[EXERCISE DIRECTIONS]
Copy every line from the records below that holds the word "Faso".
----
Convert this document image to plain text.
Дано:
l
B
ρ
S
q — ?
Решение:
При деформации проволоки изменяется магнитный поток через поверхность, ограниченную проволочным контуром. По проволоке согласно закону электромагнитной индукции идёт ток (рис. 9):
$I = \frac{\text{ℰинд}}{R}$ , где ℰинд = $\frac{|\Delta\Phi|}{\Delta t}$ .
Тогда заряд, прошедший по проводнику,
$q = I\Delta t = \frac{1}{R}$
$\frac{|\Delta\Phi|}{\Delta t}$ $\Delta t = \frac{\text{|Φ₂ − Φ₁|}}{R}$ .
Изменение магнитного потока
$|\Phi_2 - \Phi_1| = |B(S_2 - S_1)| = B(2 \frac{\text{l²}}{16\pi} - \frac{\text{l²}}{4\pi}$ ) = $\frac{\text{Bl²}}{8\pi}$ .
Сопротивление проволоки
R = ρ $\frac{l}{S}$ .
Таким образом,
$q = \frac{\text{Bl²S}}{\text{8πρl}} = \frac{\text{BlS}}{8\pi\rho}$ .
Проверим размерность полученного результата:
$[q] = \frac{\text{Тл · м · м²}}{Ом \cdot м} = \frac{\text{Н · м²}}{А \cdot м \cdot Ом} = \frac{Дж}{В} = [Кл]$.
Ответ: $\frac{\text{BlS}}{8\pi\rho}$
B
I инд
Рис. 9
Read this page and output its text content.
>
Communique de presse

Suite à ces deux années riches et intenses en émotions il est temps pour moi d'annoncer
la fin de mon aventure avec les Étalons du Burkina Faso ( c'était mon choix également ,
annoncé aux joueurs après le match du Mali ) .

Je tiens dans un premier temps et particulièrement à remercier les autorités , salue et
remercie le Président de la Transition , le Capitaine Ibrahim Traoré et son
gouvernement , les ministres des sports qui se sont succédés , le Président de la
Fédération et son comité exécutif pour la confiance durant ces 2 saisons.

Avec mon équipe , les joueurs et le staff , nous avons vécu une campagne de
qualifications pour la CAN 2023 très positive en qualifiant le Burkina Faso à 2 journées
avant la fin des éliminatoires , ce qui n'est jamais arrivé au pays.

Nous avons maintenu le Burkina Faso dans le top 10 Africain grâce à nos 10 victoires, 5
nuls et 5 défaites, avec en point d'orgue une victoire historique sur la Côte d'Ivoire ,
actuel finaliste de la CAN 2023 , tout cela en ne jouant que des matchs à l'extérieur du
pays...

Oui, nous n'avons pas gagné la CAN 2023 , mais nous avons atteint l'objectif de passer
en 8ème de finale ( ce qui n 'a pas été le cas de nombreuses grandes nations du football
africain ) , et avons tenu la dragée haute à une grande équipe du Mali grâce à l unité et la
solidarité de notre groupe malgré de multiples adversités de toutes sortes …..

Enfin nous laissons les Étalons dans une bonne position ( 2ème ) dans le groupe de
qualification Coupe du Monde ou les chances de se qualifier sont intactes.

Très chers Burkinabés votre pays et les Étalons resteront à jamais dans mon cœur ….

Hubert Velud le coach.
----
[EXERCISE ANSWER]
la fin de mon aventure avec les Étalons du Burkina Faso ( c'était mon choix également ,
qualifications pour la CAN 2023 très positive en qualifiant le Burkina Faso à 2 journées
Nous avons maintenu le Burkina Faso dans le top 10 Africain grâce à nos 10 victoires, 5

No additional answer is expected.